+++ RECORD SET +++

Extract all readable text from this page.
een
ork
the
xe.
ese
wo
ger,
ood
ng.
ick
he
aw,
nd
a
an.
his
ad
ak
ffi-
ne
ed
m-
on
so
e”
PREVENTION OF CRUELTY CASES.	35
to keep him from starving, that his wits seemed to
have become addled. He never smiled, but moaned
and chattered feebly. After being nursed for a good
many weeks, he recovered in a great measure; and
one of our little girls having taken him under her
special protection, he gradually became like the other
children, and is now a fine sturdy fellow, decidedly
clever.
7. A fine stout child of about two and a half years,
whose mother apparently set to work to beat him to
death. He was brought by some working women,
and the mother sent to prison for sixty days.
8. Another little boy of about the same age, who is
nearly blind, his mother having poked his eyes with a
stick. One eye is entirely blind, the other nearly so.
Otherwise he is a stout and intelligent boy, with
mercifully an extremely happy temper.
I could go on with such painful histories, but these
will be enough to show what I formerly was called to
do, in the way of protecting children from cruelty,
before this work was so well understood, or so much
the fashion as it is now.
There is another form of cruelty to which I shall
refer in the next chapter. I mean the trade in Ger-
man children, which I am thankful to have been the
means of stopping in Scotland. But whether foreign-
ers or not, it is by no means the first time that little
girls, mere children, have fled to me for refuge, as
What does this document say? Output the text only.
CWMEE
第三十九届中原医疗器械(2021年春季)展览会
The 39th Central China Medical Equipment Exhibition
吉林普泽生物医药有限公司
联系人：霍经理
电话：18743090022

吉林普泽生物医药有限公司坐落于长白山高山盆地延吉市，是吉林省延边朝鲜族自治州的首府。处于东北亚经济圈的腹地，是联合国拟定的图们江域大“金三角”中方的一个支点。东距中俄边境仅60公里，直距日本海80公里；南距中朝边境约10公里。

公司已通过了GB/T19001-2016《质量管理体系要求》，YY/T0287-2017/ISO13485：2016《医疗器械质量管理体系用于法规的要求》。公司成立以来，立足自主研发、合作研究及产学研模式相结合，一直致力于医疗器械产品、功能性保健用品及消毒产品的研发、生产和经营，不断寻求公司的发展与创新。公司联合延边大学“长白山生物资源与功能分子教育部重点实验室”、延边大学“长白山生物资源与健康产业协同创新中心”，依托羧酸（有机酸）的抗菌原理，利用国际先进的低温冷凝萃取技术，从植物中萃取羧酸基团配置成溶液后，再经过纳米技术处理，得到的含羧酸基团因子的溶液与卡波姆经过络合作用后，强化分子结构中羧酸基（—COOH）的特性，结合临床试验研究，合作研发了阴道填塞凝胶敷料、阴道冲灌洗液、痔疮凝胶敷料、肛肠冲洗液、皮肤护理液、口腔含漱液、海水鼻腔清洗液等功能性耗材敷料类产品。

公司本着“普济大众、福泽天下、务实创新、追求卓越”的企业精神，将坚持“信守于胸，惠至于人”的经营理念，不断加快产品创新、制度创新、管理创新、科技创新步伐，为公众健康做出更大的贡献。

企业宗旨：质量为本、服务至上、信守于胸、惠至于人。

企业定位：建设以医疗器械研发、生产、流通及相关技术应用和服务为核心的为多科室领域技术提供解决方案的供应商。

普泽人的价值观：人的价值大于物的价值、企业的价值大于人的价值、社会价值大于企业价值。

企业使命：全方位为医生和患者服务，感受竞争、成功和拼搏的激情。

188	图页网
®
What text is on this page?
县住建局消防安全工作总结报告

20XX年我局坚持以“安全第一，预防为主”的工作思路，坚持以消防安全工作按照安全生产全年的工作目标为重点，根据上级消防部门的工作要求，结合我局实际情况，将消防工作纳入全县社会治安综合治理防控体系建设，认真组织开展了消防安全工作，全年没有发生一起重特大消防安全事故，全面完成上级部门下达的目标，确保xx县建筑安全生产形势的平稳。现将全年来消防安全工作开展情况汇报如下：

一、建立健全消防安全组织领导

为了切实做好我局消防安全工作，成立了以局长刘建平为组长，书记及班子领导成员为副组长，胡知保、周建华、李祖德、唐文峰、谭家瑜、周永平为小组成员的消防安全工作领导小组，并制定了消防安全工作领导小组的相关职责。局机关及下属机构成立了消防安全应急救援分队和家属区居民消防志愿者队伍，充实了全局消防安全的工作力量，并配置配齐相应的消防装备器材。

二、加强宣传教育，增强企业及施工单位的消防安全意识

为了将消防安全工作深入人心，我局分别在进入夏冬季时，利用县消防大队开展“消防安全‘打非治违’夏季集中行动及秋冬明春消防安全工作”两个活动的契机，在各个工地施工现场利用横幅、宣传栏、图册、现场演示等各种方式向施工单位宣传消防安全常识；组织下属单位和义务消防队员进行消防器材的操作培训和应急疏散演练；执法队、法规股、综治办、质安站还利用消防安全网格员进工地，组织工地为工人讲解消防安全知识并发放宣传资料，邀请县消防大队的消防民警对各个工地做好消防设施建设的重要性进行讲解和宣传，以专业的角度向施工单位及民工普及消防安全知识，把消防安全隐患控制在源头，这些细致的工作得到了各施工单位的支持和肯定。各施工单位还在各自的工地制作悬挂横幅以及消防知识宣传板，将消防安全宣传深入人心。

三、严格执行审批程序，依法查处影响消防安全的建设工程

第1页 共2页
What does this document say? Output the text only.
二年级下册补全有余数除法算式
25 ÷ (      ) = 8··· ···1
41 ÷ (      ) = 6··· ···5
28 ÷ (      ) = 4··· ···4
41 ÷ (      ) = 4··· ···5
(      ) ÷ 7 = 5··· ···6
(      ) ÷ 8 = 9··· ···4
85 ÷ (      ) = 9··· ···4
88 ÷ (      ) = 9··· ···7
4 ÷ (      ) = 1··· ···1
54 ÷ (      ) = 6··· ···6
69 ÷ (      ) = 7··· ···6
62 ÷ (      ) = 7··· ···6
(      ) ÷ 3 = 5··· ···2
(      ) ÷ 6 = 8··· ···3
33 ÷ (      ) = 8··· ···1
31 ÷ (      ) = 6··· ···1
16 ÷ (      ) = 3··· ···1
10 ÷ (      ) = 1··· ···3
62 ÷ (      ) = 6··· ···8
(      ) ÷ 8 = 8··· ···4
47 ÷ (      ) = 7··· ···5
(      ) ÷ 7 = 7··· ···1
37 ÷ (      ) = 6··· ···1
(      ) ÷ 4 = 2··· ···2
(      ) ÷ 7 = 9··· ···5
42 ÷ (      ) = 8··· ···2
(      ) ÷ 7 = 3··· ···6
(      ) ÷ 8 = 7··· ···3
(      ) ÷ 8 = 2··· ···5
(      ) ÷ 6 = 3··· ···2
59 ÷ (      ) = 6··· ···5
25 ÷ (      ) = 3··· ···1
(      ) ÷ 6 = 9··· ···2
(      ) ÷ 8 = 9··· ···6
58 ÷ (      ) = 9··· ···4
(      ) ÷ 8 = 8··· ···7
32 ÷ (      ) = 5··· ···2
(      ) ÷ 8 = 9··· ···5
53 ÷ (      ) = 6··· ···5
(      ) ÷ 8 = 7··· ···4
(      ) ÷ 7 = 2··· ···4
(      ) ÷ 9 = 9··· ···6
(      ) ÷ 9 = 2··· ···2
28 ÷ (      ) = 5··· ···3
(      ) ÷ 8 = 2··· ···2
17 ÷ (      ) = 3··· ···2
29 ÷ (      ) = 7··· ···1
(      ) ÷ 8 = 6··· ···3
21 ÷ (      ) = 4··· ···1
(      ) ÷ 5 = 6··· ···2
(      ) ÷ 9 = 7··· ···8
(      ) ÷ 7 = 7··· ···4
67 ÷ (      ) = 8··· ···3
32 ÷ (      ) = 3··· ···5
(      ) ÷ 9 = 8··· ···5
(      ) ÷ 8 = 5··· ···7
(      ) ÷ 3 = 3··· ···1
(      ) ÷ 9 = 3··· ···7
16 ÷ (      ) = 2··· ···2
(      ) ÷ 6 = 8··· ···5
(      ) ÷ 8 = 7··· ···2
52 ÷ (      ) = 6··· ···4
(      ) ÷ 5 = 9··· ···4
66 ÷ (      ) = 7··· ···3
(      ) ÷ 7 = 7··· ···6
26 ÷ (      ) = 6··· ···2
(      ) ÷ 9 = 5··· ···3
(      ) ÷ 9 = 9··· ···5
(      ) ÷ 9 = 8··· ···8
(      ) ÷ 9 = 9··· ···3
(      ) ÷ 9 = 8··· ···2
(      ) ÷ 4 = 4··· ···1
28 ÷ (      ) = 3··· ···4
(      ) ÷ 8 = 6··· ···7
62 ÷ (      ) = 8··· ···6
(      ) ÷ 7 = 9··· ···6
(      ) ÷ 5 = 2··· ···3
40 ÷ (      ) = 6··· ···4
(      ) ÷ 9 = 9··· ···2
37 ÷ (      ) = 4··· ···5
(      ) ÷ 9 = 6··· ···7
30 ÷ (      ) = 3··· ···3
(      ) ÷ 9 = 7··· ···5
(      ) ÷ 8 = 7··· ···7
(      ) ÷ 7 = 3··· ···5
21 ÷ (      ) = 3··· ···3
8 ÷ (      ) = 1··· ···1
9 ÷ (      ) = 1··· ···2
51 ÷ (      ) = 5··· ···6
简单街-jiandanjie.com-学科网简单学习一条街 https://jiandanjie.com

+++

TASK DIRECTIONS
Reproduce each line of the material containing the word "this".

EXERCISE SOLUTION
Extract all readable text from this page.
before this work was so well understood, or so much
What does this document say? Output the text only.
What text is on this page?
What does this document say? Output the text only.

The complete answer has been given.